Future-Proofing Data Centers With OCP And Cloud-Enabled Infrastructure
The Open Compute Project (OCP) and cloud-enabled infrastructure are becoming essential for success in today's tech landscape. These technologies help power AI workloads with better energy efficiency, higher density, and scalable performance. Dell’s Integrated Rack Scalable Systems, like the IR7000, provide a flexible, efficient foundation for building modern data center stacks.
Allen Clingerman, chief technology strategist for PowerEdge+High Performance Architecture at Dell Technologies, highlights the capabilities of the Dell IR7000.
“When you look at the Dell IR7000, it’s optimized for highly capable, high performance rack scale compute. We're not talking about the need to add a single server to the ESXi cluster for expansion anymore. Modern workloads demand vast amounts of compute power, so customers are now beginning to add a rack at a time to gain the efficiency and scale required for their business needs over time” Clingerman said. “This is going to become extremely important in order to maximize efficiency from all the infrastructure required to drive those modern workloads.”
The IR7000 scales to support multigeneration and heterogeneous technology with diverse rack compute options as part of the OCP standards-based rack.
David Melendrez, account manager for AMD EPYC Processors at AMD, emphasizes the performance benefits.
"And when you think about that performance, there's a level of customers that want that capability. Having the option of offering that L11 platform in an OCP standard with AMD EPYC and Dell PowerEdge is a step down the path that customers are going to want to take," Melendrez said.

========================================================================

- [Tasks and exercises]
A: In the article on OCP data centers, what is David Melendrez's job title?
B: Continue the article on OCP data centers with a further paragraph that picks up after its final quote.

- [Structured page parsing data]
========================================================================

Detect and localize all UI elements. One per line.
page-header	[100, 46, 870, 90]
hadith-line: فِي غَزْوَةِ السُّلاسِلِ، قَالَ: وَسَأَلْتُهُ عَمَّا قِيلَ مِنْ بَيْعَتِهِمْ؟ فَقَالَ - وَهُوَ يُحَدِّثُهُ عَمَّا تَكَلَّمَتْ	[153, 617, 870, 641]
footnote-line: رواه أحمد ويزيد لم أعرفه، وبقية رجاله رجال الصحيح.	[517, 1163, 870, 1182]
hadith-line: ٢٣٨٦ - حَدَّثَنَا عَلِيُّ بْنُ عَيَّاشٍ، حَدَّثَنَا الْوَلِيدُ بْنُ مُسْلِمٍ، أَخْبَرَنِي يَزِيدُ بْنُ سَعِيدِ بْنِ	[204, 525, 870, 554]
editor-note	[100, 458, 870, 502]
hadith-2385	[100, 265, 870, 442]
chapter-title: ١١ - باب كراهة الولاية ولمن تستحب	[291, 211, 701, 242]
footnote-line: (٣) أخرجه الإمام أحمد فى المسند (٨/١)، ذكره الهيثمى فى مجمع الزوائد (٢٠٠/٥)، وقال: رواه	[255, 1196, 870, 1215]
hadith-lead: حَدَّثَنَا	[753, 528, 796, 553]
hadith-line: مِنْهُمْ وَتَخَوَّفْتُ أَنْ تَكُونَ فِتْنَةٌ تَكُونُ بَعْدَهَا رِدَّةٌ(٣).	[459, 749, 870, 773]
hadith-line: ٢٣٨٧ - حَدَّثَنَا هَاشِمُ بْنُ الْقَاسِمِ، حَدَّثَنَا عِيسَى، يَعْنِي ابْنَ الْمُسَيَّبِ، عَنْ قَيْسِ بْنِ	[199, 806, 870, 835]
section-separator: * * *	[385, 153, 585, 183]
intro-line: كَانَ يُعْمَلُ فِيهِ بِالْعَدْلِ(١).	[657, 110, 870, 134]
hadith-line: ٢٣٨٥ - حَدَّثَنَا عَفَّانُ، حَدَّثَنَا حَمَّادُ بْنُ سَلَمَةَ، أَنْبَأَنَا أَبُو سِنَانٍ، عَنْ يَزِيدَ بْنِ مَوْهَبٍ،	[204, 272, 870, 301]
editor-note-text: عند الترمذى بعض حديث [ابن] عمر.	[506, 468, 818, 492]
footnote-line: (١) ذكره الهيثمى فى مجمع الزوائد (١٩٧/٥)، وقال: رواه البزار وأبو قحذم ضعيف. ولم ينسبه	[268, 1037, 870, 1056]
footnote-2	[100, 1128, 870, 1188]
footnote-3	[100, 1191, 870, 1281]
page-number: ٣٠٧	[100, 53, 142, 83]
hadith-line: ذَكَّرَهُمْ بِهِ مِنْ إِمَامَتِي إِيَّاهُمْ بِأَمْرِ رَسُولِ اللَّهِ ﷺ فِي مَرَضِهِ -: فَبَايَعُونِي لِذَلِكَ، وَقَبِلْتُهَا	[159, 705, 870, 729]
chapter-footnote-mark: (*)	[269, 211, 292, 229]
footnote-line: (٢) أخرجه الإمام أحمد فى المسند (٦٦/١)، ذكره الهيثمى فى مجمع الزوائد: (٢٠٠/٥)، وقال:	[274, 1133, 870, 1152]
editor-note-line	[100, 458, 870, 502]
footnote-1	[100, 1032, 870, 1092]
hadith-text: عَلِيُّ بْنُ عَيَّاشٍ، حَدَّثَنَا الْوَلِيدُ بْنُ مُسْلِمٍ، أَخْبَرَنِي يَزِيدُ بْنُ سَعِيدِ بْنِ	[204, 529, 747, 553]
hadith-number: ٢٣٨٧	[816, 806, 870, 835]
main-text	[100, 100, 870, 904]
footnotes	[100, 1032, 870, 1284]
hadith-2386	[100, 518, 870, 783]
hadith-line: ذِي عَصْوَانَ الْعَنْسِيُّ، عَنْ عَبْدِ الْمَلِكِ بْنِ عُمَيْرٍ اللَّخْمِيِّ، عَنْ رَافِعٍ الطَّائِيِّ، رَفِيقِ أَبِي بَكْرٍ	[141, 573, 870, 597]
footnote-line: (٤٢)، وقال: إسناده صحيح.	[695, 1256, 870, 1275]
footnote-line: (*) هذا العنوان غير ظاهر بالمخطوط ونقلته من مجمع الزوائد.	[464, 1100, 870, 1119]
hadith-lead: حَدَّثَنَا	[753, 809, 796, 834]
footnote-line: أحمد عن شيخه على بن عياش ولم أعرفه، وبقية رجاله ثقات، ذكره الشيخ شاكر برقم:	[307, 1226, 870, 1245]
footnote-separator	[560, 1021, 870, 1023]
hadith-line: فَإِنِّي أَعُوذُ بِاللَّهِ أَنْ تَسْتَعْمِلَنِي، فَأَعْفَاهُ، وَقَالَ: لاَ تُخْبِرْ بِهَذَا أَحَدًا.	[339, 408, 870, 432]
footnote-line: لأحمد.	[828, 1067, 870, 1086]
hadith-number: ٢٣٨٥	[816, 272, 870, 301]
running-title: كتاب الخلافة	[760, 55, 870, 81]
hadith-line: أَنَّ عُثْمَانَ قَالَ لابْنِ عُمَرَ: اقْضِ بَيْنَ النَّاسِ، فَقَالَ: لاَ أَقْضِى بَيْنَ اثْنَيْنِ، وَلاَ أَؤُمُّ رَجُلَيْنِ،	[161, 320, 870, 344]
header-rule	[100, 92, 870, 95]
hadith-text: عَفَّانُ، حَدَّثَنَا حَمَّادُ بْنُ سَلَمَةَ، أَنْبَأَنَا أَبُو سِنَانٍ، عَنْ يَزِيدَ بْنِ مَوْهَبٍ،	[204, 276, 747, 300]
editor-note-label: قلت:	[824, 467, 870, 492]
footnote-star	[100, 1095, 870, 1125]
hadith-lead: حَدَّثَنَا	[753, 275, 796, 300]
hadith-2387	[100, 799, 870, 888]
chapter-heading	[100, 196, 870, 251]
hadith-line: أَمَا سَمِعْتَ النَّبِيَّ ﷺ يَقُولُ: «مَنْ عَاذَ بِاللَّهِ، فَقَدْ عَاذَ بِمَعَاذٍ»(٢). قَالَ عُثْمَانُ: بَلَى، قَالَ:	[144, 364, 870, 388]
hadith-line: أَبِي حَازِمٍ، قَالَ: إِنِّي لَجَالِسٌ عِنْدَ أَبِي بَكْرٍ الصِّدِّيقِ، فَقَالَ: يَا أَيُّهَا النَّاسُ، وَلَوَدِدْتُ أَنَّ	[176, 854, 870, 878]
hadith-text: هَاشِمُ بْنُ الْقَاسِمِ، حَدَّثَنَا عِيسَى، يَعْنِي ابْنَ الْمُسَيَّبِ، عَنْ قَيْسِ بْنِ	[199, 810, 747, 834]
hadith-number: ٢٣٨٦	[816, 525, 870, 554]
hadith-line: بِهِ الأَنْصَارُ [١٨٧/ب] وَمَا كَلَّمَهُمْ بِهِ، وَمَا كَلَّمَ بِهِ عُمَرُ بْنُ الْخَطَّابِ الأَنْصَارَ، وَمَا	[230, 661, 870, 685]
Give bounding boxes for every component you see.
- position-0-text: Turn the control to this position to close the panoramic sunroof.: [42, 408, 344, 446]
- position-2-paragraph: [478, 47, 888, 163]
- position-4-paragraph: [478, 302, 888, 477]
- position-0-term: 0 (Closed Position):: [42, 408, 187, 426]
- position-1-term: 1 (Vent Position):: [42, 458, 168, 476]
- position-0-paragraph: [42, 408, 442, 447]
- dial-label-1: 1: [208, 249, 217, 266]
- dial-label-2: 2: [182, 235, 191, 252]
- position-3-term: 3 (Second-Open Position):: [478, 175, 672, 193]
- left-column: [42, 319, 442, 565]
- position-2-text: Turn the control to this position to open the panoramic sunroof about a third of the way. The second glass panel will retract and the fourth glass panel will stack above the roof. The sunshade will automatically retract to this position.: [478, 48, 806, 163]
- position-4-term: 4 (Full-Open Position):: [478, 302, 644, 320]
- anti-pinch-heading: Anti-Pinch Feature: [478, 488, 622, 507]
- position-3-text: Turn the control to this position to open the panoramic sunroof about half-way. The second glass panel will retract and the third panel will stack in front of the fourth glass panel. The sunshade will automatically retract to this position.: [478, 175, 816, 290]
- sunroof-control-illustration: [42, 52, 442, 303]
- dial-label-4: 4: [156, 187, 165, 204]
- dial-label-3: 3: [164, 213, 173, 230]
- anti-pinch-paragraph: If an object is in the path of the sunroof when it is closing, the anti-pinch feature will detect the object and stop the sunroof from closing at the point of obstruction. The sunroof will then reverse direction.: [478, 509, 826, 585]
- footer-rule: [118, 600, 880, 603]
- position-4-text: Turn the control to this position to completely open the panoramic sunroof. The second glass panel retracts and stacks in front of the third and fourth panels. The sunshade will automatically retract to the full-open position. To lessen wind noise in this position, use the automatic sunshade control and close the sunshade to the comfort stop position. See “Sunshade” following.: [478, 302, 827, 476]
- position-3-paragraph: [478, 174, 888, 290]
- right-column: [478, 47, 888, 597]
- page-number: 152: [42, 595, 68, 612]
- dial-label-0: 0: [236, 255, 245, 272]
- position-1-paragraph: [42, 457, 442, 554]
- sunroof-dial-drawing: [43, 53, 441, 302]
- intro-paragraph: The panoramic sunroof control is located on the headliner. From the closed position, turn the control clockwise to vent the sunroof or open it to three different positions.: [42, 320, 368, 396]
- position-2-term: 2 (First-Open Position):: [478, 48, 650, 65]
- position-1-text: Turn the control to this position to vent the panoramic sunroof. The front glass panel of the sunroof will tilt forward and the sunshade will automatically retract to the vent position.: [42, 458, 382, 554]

========================================================================

- [Results of the exercise]
A: Account manager for AMD EPYC Processors at AMD.

B:
Clingerman further explains the benefits of the OCP platform initiative. “As part of the OCP platform initiative, we're making it easier for customers to bring Direct Liquid Cooling (DLC) into their environments. Most customers don't have liquid cooling in their data center today,” Clingerman said. “Customers are very reticent to move forward. OCP gives us that industry standard consortium, just like x86, that all the primary players are building towards.”
With rising power and cooling demands, Dell is focused on making DLC easier for customers to adopt, especially since most data centers aren't equipped for it.
“I think long-term, one of the things we're looking at as a customer internally and as an OEM company is what does that look like for our customers from a life cycle perspective?” Clingerman added.
Solutions like DLC and OCP are essential for addressing the growing demands of modern data centers, enabling smarter, more sustainable infrastructure and driving next-level performance.